REQUIREMENT: Whenever a line contains the string "JSON", copy it out of the entries.

RECORDS SHOWN:
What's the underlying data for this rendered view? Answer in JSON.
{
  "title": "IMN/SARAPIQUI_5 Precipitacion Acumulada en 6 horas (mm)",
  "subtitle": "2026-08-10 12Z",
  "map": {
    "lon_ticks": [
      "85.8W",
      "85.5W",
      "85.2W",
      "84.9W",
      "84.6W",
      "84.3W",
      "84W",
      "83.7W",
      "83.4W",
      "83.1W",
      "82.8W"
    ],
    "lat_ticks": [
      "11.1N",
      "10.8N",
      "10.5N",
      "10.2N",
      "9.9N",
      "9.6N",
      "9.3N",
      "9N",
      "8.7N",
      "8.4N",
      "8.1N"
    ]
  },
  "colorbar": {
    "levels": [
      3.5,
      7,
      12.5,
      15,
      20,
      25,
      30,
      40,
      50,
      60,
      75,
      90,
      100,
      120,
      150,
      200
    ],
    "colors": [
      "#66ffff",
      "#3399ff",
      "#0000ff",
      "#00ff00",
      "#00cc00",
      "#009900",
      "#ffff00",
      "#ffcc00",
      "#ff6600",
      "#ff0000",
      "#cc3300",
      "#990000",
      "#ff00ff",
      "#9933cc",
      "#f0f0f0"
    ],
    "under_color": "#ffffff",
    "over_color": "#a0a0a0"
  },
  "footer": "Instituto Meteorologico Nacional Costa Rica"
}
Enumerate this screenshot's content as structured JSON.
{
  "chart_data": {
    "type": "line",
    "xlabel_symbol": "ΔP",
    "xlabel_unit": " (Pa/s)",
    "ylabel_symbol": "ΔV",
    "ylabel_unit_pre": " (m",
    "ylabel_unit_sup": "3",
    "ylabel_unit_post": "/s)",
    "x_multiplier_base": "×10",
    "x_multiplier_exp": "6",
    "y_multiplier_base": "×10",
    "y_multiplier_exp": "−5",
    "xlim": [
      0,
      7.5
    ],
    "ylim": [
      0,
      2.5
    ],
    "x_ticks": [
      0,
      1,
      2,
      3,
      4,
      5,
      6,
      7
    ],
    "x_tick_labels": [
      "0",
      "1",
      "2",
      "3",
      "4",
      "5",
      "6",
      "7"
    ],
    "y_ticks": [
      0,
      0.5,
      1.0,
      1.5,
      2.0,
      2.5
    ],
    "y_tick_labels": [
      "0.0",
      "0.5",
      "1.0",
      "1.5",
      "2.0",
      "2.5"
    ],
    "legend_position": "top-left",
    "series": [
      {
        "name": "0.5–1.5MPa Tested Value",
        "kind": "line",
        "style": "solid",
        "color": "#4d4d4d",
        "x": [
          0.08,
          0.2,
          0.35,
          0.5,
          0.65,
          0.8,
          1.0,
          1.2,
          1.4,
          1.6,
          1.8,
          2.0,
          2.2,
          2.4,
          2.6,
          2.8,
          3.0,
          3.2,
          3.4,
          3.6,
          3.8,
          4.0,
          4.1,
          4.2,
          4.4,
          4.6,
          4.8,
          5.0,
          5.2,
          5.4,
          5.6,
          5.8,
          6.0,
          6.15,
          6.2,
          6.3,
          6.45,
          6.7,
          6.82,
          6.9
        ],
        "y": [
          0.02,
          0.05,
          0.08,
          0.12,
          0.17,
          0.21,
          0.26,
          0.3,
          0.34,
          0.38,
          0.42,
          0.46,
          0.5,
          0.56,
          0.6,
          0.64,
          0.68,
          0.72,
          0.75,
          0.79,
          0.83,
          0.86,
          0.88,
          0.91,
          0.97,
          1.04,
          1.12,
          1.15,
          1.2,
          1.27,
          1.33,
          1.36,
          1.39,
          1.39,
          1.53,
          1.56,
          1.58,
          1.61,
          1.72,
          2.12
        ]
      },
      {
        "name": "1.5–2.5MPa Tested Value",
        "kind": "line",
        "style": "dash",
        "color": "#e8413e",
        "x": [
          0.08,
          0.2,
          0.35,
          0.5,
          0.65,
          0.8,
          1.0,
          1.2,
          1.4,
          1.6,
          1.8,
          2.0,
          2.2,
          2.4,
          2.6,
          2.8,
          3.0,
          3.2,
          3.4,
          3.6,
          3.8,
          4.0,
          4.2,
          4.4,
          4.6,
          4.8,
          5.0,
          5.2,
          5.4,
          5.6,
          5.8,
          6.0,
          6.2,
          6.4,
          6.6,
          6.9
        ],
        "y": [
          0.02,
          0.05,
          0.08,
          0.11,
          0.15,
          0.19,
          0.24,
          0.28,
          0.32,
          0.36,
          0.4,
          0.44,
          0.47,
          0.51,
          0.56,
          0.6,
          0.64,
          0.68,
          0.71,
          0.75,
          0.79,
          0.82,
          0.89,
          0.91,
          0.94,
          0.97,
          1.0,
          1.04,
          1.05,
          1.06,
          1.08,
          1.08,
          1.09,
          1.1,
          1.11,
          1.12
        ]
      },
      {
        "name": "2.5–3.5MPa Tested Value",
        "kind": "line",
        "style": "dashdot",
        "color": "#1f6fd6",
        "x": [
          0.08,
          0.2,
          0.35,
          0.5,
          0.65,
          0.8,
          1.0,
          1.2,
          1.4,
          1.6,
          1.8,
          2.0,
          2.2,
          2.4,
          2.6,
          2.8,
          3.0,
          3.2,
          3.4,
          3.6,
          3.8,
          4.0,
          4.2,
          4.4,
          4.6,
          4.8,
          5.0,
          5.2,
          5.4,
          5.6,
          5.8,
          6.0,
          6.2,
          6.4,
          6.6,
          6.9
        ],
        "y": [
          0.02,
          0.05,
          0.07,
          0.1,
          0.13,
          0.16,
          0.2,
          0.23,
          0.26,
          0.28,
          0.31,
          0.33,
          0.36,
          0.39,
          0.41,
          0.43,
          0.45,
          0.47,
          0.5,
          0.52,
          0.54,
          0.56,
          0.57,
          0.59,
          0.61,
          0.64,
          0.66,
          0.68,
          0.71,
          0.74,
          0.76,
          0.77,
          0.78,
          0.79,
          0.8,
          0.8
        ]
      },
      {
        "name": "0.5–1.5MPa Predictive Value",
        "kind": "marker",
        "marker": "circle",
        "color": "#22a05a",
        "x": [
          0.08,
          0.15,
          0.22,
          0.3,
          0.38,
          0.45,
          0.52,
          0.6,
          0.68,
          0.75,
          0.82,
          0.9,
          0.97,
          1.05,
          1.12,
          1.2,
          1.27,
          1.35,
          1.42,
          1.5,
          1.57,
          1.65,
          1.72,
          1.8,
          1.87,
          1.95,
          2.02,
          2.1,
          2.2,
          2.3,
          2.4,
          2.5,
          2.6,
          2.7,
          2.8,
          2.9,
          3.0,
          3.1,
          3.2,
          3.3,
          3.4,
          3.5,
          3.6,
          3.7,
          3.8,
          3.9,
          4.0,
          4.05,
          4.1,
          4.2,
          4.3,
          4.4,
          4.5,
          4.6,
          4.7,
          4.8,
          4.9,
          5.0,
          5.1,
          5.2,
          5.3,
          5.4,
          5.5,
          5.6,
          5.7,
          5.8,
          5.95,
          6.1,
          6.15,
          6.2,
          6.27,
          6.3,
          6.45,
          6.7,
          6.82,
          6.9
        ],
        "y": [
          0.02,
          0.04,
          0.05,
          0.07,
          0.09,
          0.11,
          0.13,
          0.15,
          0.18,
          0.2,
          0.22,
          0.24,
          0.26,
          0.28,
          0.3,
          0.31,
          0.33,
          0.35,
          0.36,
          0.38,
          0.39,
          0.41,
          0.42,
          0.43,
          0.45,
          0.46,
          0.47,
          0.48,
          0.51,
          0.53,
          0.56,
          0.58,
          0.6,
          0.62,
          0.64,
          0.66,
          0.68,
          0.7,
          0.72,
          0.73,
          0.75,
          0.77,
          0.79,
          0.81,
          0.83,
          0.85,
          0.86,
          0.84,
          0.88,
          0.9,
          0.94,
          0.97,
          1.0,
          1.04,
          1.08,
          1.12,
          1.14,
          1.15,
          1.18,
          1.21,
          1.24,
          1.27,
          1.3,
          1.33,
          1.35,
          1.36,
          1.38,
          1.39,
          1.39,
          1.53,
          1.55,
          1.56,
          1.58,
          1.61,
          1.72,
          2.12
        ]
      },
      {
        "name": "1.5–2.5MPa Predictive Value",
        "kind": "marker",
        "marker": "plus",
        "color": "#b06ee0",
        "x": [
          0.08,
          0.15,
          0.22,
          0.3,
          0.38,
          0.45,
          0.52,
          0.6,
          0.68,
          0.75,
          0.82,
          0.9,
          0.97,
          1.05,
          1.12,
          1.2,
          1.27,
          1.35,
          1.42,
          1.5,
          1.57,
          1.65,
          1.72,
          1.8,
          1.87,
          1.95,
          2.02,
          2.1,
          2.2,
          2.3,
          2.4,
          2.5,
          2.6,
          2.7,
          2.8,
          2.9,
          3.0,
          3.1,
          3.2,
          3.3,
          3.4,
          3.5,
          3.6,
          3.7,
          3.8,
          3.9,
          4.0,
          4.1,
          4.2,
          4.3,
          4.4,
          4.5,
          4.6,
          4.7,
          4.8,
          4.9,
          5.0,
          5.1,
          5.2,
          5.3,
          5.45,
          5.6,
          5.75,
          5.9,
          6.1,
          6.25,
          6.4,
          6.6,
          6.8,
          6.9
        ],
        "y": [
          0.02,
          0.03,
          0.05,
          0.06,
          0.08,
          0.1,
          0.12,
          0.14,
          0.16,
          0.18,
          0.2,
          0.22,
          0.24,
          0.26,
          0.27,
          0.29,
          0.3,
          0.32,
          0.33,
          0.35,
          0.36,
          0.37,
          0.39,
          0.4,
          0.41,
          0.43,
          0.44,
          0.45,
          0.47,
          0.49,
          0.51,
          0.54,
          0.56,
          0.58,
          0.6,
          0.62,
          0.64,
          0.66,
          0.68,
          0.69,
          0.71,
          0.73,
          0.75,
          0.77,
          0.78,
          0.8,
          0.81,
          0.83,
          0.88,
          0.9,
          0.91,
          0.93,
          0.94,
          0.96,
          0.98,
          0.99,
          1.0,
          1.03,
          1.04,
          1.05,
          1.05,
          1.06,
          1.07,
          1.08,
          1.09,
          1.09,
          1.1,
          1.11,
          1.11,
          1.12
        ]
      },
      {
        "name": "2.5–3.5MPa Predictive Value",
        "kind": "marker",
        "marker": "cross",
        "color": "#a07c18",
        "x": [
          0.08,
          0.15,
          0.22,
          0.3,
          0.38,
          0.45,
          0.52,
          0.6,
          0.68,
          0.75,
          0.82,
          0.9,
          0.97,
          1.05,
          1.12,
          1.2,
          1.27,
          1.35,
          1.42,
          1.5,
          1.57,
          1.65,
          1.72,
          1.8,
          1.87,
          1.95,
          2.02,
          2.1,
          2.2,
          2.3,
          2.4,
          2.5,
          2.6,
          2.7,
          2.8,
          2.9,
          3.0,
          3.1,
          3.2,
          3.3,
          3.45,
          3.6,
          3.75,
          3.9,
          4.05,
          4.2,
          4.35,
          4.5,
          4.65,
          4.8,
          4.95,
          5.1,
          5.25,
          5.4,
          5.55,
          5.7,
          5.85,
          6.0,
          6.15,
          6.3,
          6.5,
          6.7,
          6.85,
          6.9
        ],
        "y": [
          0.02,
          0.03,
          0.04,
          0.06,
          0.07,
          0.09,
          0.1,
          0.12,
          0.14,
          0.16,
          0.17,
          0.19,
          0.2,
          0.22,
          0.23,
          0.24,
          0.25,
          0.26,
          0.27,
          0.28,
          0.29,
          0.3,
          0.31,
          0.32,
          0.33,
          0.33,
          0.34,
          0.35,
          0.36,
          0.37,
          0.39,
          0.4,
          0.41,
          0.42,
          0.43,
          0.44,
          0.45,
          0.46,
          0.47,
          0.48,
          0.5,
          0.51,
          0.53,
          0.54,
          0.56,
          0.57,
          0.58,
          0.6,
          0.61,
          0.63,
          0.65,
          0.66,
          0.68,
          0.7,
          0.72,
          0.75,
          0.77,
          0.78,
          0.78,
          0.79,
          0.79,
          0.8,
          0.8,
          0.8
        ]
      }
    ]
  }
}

WRITTEN SOLUTION:
What's the underlying data for this rendered view? Answer in JSON.
Enumerate this screenshot's content as structured JSON.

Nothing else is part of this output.